Figure content listings
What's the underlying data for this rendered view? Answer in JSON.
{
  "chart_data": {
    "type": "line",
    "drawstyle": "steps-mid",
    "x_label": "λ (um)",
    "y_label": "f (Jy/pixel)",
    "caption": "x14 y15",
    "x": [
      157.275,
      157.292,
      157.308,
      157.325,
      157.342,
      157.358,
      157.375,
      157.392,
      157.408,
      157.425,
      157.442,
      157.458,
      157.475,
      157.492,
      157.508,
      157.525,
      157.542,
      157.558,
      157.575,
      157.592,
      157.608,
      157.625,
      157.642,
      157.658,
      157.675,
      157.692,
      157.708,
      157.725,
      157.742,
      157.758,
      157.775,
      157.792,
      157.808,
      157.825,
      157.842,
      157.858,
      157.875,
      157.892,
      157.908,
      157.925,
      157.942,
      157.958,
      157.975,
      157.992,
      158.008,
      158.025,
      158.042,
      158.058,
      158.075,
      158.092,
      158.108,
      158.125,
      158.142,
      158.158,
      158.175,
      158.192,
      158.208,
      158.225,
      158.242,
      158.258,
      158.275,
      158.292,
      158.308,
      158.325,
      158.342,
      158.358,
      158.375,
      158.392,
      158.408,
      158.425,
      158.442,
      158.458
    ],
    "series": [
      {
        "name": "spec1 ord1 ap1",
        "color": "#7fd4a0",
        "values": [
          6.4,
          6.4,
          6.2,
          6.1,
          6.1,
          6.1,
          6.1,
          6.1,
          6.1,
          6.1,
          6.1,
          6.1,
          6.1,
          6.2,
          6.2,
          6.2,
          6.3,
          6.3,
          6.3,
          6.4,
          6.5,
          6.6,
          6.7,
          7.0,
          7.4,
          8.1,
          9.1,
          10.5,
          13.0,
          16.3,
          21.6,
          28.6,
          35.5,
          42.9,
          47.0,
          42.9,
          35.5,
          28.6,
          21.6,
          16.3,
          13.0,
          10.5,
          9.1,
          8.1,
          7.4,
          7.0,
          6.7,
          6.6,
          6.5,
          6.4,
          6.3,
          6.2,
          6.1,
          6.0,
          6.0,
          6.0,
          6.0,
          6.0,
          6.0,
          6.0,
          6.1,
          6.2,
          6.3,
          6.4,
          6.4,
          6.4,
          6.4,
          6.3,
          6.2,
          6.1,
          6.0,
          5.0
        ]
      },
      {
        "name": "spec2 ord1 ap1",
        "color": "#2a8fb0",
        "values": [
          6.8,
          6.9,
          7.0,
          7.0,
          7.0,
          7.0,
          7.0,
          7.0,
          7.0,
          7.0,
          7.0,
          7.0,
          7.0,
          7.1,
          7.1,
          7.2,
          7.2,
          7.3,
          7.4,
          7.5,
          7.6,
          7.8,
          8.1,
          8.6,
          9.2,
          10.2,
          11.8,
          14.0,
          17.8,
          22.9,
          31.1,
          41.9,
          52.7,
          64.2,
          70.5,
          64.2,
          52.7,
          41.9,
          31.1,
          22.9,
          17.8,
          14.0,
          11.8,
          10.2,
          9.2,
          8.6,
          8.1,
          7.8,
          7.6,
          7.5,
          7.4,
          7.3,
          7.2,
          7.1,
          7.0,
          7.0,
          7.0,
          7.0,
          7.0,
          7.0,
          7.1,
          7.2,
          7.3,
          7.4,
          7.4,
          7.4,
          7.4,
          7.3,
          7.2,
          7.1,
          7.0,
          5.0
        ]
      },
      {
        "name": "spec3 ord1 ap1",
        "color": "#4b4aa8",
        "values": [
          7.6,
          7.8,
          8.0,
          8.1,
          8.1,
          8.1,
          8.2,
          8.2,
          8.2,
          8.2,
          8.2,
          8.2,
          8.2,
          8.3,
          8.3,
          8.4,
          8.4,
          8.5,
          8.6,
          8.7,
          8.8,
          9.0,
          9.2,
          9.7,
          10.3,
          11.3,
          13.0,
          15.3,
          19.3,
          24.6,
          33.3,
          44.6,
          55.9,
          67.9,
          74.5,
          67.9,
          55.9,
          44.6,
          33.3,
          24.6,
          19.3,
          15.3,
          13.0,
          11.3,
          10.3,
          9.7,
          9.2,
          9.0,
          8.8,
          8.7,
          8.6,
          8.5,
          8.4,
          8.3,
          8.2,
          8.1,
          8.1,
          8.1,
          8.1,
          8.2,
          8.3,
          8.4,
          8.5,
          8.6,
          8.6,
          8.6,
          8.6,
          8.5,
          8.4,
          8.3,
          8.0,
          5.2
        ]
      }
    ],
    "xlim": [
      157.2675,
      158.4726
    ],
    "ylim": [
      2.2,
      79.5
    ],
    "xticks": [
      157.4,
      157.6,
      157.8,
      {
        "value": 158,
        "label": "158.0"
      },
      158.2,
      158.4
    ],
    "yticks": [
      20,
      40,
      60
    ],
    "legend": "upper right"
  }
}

INSTRUCTIONS FOR THE TASK = Where a line in the material contains "color", copy that line.

OUTPUT BELOW =
        "color": "#7fd4a0",
        "color": "#2a8fb0",
        "color": "#4b4aa8",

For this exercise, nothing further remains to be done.